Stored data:
※ ※ ※

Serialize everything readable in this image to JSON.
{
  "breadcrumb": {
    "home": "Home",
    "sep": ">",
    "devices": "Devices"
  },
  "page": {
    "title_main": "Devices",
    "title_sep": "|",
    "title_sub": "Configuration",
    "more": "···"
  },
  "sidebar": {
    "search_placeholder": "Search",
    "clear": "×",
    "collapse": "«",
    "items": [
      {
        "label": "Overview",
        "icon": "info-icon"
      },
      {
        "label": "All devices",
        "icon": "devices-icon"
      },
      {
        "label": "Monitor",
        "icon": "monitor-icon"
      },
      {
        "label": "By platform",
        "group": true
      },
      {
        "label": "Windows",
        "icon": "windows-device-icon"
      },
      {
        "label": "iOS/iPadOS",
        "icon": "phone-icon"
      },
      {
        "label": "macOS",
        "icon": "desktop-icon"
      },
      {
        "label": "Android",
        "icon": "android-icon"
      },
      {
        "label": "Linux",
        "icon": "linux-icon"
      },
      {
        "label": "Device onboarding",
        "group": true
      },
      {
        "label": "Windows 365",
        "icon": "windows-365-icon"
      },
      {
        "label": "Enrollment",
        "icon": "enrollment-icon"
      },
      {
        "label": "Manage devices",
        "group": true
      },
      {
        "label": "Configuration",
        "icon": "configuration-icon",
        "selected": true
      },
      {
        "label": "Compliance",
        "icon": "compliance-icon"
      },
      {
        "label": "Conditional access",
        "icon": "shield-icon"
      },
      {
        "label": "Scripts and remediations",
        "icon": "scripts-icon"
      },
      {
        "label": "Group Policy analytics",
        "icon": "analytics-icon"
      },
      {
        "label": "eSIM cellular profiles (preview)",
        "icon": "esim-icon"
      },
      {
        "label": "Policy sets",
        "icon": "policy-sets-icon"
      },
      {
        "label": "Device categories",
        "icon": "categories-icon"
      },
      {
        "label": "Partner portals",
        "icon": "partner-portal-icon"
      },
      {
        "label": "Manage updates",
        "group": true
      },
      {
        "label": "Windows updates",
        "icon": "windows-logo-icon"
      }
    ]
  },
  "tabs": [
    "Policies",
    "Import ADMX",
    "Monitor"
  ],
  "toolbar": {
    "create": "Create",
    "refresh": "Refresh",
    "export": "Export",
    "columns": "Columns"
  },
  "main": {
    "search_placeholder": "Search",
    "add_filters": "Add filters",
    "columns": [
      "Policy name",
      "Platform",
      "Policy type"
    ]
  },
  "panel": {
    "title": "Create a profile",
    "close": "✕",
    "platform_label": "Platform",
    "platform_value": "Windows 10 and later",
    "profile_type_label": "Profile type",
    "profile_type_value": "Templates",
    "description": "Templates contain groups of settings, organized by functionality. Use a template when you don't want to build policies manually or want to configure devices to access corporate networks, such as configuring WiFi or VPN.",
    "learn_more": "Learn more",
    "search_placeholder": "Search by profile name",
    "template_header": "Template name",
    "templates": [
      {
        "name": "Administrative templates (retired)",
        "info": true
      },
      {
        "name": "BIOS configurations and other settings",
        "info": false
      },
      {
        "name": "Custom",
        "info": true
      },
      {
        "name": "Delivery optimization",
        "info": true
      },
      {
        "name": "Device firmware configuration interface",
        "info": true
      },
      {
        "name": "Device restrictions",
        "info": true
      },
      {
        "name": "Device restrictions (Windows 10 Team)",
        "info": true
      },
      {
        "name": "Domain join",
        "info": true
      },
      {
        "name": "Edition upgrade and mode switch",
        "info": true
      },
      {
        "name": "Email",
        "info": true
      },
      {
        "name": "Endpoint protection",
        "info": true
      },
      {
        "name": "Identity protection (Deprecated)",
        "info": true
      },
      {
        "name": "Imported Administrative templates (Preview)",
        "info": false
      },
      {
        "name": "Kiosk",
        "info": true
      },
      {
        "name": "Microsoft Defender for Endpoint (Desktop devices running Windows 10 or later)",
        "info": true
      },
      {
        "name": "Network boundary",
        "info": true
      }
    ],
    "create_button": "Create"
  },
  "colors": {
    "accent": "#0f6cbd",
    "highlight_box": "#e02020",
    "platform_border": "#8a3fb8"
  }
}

※ ※ ※

Determine how many lines contain the word "categories" and reply with that number alone.

● **REPLY**
2